» **WORK INSTRUCTION**: In the passage on turmeric and type 2 diabetes, what name is given to the microscopic lipid droplets that carry curcumin?

PROVIDED PASSAGE below:

Researchers at The University of Queensland Diamantina Institute are developing a new technology derived from turmeric that could provide hope for patients with type 2 diabetes.
In Australia, type 2 diabetes affects about 3.5% of the population and usually occurs in adults over the age of 45. It is primarily caused by lifestyle factors and is associated with obesity, hypertension and elevated cholesterol.
Insulin is a hormone produced by the pancreas which moves sugar from the food we eat into the body's cells. Patients with type 2 diabetes either cannot produce enough insulin or have a condition called ‘insulin resistance’, where the insulin they do produce is not used properly.
It is now known that insulin resistance arises due to misguided inflammation signals from the immune system. The immune cells that reside both in adipose (‘fat’) tissue and in the liver appear to be the major culprits: they release pro-inflammatory compounds that disrupt the way the body handles insulin.
Dr Brendan O’Sullivan, a Senior Research Officer at UQDI, and his team wanted to know precisely which immune cells in these tissues cause insulin resistance and whether this could be off-set by treating them with curcumin, the yellow ingredient derived from the spice turmeric.
“Curcumin, which is the yellow compound that you see in curries, has been used as a herbal remedy for diabetes for centuries,” explains Dr O’Sullivan. We now know that curcumin acts as a specific blocker of the inflammatory signals that arise in diabetes.
While curcumin can be consumed at high levels, the amount of bioactive curcumin within the blood is very low and is delivered to the entire body, rather than as a concentrated dose where it’s really needed.
“By encapsulating curcumin in microscopic lipid droplets, they can be delivered to the liver and adipose tissue to prevent the production of diabetes-inducing inflammatory compounds,” he said.
These droplets, called ‘curcusomes’, were found to improve diabetes in mice by lowering levels of inflammatory compounds and subsequently reducing insulin resistance.

End of PROVIDED PASSAGE.
LISTED ENTRIES below:

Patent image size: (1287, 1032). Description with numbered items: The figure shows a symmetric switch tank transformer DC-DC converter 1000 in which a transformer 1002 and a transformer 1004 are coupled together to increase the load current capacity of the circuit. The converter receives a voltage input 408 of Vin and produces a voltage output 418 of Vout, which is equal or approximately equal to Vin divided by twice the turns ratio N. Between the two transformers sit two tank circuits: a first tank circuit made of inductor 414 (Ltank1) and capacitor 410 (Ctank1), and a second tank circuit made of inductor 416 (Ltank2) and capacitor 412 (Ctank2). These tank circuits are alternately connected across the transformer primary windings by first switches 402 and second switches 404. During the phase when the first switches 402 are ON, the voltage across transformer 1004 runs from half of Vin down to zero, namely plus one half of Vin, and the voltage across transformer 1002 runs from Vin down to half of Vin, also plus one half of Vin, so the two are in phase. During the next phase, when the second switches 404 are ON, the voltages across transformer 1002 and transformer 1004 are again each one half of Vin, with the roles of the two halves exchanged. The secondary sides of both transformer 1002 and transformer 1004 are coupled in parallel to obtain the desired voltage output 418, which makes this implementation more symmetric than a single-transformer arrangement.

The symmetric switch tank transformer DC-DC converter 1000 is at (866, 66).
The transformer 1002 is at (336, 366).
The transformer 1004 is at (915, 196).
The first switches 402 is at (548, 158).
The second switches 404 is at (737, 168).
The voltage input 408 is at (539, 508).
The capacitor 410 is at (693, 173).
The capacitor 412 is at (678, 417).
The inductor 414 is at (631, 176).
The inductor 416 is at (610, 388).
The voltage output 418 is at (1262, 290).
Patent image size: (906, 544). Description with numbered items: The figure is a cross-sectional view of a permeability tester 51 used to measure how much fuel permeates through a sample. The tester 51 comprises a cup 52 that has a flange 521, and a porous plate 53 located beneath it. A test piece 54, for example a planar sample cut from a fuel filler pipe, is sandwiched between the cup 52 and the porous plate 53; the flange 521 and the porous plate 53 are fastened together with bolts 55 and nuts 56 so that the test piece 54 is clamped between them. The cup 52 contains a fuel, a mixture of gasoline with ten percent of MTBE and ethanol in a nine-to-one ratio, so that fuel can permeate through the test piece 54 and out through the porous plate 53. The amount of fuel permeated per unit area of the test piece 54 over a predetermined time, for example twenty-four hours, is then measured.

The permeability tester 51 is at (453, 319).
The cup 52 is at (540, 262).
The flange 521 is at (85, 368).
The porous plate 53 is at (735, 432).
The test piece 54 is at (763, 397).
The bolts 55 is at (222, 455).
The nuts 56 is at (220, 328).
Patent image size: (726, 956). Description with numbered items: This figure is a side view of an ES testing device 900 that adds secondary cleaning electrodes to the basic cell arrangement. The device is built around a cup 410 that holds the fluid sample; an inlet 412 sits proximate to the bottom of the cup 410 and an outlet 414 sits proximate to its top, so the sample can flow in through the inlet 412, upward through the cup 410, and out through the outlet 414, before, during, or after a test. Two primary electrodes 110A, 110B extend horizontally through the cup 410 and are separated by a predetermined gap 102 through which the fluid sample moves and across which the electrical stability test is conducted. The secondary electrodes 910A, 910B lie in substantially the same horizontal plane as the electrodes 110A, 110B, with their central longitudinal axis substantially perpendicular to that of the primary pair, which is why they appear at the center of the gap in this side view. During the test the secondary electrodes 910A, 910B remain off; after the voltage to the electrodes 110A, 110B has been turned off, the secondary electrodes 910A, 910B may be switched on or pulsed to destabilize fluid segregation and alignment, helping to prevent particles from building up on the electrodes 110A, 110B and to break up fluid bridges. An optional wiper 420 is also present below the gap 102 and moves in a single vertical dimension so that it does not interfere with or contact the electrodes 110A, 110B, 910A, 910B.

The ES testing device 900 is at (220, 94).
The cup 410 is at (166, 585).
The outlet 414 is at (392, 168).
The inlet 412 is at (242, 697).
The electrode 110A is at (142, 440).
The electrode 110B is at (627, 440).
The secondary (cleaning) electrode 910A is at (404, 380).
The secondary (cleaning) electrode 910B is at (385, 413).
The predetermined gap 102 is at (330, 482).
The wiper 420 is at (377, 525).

End of LISTED ENTRIES.

» **TASK RESPONSE**: They are called curcusomes.